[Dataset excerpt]
** START **
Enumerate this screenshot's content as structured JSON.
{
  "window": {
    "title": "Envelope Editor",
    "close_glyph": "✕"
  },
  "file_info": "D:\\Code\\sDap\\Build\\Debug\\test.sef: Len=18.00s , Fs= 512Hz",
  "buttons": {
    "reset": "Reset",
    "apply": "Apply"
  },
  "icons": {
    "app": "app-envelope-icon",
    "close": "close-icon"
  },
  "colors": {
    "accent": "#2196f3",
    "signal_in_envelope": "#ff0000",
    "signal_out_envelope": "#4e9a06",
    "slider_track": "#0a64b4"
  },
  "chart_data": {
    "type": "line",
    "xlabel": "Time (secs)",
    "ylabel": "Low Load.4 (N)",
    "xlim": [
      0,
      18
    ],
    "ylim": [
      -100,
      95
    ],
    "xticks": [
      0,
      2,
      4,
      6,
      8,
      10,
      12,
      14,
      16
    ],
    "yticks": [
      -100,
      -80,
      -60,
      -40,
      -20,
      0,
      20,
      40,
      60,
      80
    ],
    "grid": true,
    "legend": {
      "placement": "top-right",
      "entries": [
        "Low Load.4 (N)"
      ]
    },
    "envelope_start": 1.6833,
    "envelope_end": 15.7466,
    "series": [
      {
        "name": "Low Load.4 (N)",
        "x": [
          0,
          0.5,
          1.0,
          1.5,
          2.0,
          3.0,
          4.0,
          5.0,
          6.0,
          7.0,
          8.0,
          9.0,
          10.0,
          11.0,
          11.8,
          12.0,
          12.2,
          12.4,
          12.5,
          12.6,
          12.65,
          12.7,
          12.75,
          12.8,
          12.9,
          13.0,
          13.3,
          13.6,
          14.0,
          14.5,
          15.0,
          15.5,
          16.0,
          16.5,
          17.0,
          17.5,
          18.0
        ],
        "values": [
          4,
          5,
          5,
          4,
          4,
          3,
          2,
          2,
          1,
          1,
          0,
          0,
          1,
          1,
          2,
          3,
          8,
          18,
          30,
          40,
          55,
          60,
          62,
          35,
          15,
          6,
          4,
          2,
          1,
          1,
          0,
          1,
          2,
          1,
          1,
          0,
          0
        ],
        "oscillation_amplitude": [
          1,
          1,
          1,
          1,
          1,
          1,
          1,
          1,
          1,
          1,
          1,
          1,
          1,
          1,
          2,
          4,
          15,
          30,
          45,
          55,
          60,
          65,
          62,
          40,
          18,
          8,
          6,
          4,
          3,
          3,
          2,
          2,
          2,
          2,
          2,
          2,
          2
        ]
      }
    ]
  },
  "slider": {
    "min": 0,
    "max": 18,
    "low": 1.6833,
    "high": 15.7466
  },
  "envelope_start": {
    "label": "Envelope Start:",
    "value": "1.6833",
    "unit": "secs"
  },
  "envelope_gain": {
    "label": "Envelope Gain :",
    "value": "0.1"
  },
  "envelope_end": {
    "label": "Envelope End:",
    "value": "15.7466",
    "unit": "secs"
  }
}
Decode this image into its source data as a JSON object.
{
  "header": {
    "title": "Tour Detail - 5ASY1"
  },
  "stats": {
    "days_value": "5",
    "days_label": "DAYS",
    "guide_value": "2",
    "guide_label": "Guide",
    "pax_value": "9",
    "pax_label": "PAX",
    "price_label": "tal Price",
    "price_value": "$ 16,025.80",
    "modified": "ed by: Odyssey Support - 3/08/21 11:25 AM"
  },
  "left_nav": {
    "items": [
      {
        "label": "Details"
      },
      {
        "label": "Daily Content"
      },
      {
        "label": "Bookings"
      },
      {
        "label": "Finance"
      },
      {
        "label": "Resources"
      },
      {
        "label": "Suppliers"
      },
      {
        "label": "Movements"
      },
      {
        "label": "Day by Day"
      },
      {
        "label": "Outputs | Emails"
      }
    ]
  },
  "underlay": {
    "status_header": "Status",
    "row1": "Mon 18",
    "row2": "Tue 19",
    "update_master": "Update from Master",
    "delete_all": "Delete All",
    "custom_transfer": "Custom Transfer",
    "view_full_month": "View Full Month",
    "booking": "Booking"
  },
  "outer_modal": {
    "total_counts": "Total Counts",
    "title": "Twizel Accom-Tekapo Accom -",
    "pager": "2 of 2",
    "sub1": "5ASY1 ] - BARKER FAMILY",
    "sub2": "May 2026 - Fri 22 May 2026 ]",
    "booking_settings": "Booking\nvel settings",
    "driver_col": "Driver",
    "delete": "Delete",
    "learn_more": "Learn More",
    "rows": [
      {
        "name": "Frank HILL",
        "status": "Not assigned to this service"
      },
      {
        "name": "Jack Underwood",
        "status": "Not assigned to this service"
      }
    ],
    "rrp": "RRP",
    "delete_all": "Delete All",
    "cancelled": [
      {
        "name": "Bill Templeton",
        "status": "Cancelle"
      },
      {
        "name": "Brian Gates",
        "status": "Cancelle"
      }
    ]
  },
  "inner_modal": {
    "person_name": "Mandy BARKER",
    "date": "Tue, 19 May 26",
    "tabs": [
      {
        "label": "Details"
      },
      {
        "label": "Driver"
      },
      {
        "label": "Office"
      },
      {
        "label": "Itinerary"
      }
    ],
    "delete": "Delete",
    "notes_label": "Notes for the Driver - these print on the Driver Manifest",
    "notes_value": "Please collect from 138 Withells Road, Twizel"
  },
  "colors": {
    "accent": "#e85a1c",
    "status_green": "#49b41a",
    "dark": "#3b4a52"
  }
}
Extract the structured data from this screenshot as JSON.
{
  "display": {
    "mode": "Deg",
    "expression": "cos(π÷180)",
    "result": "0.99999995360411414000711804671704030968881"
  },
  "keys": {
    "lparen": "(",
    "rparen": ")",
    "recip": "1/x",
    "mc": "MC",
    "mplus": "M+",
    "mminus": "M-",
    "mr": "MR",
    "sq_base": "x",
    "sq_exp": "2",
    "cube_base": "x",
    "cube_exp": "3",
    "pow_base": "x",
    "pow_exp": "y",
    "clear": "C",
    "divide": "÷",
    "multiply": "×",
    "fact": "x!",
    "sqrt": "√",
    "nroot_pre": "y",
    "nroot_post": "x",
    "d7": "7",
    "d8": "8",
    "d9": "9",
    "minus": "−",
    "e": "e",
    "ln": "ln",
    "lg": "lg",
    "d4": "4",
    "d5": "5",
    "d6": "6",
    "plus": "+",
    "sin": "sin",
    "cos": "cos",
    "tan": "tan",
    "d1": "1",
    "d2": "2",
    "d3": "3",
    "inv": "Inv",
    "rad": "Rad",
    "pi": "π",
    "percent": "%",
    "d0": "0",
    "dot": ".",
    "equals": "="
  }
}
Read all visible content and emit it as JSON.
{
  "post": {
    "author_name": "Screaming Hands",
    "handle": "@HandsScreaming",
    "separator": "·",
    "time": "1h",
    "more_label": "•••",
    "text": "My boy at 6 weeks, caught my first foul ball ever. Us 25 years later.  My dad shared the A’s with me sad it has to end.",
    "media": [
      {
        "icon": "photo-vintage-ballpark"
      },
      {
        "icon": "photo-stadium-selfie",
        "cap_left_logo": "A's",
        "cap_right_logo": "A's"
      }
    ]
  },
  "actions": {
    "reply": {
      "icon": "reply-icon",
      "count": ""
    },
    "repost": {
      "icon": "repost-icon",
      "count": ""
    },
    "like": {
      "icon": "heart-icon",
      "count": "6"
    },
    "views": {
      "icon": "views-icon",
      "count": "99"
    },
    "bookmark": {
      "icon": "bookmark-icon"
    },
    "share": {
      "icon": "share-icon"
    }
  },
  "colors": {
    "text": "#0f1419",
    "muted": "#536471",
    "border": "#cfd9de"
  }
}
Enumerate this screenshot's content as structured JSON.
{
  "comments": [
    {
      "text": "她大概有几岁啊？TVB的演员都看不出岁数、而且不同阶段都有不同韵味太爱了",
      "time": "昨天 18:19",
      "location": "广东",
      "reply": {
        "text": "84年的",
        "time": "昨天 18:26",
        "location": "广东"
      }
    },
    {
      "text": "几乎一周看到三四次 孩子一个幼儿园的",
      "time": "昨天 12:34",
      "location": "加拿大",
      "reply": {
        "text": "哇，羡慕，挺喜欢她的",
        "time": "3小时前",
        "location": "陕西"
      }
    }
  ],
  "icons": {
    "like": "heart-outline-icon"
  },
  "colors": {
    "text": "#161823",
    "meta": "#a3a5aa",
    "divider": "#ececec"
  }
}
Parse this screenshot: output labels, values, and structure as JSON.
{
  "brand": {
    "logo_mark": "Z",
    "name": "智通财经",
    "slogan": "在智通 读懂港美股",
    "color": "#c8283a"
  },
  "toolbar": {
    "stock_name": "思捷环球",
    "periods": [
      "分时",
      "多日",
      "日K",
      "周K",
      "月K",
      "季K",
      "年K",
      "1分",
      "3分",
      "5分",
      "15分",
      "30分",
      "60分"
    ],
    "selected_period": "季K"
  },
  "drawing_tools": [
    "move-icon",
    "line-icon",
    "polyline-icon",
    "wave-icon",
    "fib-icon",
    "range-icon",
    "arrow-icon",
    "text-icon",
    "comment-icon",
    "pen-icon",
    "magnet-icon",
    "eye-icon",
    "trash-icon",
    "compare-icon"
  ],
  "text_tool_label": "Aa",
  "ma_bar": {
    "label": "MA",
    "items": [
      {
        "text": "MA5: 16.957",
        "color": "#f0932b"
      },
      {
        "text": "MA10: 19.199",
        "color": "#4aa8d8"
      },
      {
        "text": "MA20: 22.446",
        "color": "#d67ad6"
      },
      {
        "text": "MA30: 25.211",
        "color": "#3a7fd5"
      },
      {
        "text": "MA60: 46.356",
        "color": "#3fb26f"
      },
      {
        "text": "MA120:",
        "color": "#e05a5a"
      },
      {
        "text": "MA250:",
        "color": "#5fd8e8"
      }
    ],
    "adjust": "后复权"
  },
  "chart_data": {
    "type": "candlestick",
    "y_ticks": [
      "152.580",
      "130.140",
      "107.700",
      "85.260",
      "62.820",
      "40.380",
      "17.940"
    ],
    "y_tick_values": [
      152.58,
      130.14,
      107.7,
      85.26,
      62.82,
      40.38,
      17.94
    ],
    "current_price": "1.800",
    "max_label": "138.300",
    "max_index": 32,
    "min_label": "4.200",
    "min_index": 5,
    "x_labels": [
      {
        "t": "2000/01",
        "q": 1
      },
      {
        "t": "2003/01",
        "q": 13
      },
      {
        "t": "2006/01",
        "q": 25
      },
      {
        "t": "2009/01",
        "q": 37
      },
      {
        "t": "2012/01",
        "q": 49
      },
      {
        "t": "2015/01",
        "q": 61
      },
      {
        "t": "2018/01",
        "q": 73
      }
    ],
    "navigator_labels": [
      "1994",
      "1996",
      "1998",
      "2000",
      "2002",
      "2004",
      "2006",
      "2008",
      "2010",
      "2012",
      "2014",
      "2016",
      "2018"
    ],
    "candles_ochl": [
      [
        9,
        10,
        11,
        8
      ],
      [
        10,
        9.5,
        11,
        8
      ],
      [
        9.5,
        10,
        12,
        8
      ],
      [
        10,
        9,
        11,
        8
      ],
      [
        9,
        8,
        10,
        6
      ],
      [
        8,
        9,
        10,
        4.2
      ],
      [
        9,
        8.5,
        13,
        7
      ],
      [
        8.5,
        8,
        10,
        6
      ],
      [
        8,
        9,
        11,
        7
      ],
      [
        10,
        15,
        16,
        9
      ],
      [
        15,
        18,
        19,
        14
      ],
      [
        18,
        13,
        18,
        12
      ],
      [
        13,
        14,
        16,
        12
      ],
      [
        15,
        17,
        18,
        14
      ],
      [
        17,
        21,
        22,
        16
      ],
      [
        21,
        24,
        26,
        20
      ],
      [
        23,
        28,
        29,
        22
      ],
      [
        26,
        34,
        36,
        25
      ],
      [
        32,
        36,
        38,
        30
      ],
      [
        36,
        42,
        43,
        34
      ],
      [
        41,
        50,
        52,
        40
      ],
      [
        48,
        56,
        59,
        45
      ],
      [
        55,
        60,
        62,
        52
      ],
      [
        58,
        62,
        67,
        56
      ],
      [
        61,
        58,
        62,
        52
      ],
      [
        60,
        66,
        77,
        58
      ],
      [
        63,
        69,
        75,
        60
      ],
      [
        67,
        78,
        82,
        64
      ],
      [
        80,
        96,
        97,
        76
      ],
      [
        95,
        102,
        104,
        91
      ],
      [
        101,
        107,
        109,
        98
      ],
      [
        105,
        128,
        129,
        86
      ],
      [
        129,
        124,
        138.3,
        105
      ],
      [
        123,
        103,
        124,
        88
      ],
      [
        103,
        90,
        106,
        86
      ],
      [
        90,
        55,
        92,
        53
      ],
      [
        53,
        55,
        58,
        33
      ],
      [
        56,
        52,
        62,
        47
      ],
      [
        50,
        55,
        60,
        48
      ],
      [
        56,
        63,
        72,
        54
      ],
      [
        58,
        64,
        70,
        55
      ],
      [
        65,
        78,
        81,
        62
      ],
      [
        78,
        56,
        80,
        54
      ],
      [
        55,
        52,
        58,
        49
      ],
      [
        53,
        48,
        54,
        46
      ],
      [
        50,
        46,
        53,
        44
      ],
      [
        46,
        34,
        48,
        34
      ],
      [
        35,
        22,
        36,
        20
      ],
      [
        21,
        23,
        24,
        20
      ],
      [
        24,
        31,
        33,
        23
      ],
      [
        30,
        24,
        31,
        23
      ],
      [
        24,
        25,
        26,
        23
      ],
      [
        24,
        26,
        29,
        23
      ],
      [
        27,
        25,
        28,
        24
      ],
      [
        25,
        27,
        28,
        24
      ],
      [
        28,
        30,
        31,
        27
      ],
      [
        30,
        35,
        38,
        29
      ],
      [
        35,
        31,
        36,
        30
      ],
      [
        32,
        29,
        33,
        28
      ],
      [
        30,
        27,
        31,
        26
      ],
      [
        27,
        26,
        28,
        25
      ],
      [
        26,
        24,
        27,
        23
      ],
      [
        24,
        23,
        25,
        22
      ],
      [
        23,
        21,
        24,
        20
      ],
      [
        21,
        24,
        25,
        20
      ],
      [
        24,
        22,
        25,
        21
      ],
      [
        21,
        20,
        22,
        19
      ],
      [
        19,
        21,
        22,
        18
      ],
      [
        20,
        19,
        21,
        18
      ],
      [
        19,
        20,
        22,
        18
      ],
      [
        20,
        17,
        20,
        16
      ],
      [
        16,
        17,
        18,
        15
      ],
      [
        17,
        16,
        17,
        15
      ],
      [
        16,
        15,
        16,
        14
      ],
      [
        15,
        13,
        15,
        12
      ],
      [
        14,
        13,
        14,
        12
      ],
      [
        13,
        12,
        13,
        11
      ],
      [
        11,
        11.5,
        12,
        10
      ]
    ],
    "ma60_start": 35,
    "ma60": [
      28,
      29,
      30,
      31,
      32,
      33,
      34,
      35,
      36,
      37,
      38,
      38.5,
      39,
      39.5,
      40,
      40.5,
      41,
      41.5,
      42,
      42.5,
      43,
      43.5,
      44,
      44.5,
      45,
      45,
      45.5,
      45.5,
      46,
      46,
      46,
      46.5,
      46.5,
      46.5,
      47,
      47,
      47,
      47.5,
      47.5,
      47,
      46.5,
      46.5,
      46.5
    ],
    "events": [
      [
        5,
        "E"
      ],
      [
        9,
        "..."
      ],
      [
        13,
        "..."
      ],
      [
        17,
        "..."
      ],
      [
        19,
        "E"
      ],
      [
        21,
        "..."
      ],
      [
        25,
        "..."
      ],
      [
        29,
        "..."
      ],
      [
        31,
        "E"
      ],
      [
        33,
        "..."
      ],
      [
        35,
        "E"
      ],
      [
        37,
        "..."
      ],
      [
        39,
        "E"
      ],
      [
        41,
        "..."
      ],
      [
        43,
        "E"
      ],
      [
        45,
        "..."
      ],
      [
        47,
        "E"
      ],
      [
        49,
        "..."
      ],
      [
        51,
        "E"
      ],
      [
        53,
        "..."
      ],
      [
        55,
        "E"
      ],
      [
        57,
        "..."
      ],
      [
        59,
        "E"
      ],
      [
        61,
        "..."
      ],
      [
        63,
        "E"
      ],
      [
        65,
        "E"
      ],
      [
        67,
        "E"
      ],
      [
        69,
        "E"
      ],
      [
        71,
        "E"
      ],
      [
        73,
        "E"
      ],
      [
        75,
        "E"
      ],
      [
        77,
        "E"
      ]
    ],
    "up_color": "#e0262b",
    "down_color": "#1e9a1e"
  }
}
** END **
WHAT YOU SHOULD DO: Above are the records. Identify each line that contains the word "Load".

OUTPUT BELOW:
    "ylabel": "Low Load.4 (N)",
        "Low Load.4 (N)"
        "name": "Low Load.4 (N)",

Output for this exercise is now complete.